-- Records supplied --

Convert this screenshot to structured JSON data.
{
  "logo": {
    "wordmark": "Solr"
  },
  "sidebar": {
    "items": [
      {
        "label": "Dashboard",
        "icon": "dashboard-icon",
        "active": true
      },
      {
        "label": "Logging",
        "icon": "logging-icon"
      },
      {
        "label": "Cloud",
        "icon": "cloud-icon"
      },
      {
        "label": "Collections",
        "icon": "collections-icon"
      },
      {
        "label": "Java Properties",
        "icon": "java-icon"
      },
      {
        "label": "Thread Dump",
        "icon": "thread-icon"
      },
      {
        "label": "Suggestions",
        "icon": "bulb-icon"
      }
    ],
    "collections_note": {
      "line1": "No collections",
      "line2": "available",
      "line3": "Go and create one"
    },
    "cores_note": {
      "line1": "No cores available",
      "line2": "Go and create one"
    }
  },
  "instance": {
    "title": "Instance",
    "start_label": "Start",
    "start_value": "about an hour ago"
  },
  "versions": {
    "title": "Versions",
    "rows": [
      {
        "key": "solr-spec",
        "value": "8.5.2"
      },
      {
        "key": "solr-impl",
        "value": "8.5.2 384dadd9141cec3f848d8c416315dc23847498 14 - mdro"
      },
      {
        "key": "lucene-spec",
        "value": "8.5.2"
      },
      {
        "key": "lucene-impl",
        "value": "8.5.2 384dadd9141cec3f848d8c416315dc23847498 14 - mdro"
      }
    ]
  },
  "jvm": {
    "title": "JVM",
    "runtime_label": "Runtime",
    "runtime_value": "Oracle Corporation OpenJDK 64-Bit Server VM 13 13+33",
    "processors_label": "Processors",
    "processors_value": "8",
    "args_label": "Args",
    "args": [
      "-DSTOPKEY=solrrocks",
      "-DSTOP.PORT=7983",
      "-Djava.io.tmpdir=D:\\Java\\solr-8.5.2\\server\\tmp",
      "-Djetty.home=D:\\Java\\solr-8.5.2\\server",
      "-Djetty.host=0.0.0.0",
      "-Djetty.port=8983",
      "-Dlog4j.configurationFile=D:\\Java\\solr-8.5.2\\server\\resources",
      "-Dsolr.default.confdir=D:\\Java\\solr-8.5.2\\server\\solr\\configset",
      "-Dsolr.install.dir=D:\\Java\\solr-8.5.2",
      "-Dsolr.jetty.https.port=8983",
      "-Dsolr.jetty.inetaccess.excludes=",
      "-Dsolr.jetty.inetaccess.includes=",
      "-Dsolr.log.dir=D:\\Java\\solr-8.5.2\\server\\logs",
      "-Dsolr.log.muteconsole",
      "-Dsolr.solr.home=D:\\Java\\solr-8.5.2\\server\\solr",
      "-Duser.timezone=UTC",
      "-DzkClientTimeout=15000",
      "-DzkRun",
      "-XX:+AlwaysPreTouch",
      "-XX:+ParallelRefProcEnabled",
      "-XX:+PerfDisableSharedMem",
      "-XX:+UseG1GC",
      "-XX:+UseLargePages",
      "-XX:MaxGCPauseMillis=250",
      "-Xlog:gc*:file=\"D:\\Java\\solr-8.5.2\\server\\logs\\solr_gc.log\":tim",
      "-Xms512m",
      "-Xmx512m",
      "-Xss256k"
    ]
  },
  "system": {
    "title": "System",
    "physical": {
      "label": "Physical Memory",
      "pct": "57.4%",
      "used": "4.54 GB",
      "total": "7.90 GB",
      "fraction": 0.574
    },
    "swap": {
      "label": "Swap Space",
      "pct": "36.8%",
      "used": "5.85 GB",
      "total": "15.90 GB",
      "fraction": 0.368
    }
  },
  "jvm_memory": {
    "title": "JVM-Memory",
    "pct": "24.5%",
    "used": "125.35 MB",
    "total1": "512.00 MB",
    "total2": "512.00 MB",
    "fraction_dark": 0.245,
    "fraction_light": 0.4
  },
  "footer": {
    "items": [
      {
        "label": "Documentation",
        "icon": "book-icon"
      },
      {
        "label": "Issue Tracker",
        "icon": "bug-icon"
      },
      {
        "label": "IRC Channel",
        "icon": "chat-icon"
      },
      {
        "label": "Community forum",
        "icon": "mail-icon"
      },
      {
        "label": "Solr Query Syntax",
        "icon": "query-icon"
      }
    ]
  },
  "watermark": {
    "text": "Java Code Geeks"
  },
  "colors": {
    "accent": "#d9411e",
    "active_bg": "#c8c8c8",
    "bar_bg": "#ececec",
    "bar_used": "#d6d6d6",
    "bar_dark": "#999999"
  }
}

-- Problem --
Repeat the records exactly, including every line.

-- Exercise answer --
Convert this screenshot to structured JSON data.
{
  "logo": {
    "wordmark": "Solr"
  },
  "sidebar": {
    "items": [
      {
        "label": "Dashboard",
        "icon": "dashboard-icon",
        "active": true
      },
      {
        "label": "Logging",
        "icon": "logging-icon"
      },
      {
        "label": "Cloud",
        "icon": "cloud-icon"
      },
      {
        "label": "Collections",
        "icon": "collections-icon"
      },
      {
        "label": "Java Properties",
        "icon": "java-icon"
      },
      {
        "label": "Thread Dump",
        "icon": "thread-icon"
      },
      {
        "label": "Suggestions",
        "icon": "bulb-icon"
      }
    ],
    "collections_note": {
      "line1": "No collections",
      "line2": "available",
      "line3": "Go and create one"
    },
    "cores_note": {
      "line1": "No cores available",
      "line2": "Go and create one"
    }
  },
  "instance": {
    "title": "Instance",
    "start_label": "Start",
    "start_value": "about an hour ago"
  },
  "versions": {
    "title": "Versions",
    "rows": [
      {
        "key": "solr-spec",
        "value": "8.5.2"
      },
      {
        "key": "solr-impl",
        "value": "8.5.2 384dadd9141cec3f848d8c416315dc23847498 14 - mdro"
      },
      {
        "key": "lucene-spec",
        "value": "8.5.2"
      },
      {
        "key": "lucene-impl",
        "value": "8.5.2 384dadd9141cec3f848d8c416315dc23847498 14 - mdro"
      }
    ]
  },
  "jvm": {
    "title": "JVM",
    "runtime_label": "Runtime",
    "runtime_value": "Oracle Corporation OpenJDK 64-Bit Server VM 13 13+33",
    "processors_label": "Processors",
    "processors_value": "8",
    "args_label": "Args",
    "args": [
      "-DSTOPKEY=solrrocks",
      "-DSTOP.PORT=7983",
      "-Djava.io.tmpdir=D:\\Java\\solr-8.5.2\\server\\tmp",
      "-Djetty.home=D:\\Java\\solr-8.5.2\\server",
      "-Djetty.host=0.0.0.0",
      "-Djetty.port=8983",
      "-Dlog4j.configurationFile=D:\\Java\\solr-8.5.2\\server\\resources",
      "-Dsolr.default.confdir=D:\\Java\\solr-8.5.2\\server\\solr\\configset",
      "-Dsolr.install.dir=D:\\Java\\solr-8.5.2",
      "-Dsolr.jetty.https.port=8983",
      "-Dsolr.jetty.inetaccess.excludes=",
      "-Dsolr.jetty.inetaccess.includes=",
      "-Dsolr.log.dir=D:\\Java\\solr-8.5.2\\server\\logs",
      "-Dsolr.log.muteconsole",
      "-Dsolr.solr.home=D:\\Java\\solr-8.5.2\\server\\solr",
      "-Duser.timezone=UTC",
      "-DzkClientTimeout=15000",
      "-DzkRun",
      "-XX:+AlwaysPreTouch",
      "-XX:+ParallelRefProcEnabled",
      "-XX:+PerfDisableSharedMem",
      "-XX:+UseG1GC",
      "-XX:+UseLargePages",
      "-XX:MaxGCPauseMillis=250",
      "-Xlog:gc*:file=\"D:\\Java\\solr-8.5.2\\server\\logs\\solr_gc.log\":tim",
      "-Xms512m",
      "-Xmx512m",
      "-Xss256k"
    ]
  },
  "system": {
    "title": "System",
    "physical": {
      "label": "Physical Memory",
      "pct": "57.4%",
      "used": "4.54 GB",
      "total": "7.90 GB",
      "fraction": 0.574
    },
    "swap": {
      "label": "Swap Space",
      "pct": "36.8%",
      "used": "5.85 GB",
      "total": "15.90 GB",
      "fraction": 0.368
    }
  },
  "jvm_memory": {
    "title": "JVM-Memory",
    "pct": "24.5%",
    "used": "125.35 MB",
    "total1": "512.00 MB",
    "total2": "512.00 MB",
    "fraction_dark": 0.245,
    "fraction_light": 0.4
  },
  "footer": {
    "items": [
      {
        "label": "Documentation",
        "icon": "book-icon"
      },
      {
        "label": "Issue Tracker",
        "icon": "bug-icon"
      },
      {
        "label": "IRC Channel",
        "icon": "chat-icon"
      },
      {
        "label": "Community forum",
        "icon": "mail-icon"
      },
      {
        "label": "Solr Query Syntax",
        "icon": "query-icon"
      }
    ]
  },
  "watermark": {
    "text": "Java Code Geeks"
  },
  "colors": {
    "accent": "#d9411e",
    "active_bg": "#c8c8c8",
    "bar_bg": "#ececec",
    "bar_used": "#d6d6d6",
    "bar_dark": "#999999"
  }
}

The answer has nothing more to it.